#### Material for the task
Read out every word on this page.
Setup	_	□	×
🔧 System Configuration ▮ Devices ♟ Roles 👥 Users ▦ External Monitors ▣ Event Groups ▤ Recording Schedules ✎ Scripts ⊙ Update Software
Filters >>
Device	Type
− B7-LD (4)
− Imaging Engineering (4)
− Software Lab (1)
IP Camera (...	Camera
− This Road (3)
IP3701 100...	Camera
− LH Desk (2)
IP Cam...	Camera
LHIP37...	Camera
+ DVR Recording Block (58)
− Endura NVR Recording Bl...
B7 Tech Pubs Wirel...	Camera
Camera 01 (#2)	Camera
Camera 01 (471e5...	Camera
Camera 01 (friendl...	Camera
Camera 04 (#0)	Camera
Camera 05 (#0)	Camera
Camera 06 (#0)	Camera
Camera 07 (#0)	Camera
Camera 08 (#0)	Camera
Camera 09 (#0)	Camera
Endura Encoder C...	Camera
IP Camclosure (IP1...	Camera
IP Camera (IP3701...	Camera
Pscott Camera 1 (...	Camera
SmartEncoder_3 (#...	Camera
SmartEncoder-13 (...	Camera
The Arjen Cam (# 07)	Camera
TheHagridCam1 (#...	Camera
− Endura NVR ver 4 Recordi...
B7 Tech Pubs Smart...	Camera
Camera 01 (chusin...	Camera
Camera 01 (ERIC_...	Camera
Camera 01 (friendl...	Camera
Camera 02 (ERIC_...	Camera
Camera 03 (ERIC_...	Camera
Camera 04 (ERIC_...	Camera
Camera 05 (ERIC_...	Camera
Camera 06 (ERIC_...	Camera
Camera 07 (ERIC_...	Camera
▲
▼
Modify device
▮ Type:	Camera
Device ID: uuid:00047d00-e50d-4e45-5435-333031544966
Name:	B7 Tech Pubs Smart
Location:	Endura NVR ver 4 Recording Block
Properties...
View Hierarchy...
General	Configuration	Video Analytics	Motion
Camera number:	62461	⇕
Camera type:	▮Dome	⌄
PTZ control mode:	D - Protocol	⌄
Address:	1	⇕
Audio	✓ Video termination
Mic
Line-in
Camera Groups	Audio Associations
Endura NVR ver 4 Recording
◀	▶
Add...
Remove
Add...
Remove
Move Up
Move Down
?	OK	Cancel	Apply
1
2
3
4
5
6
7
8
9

#### To be done
Of all the lines above, how many contain "Software"? Give the number and nothing more.

#### Solution to the exercise
2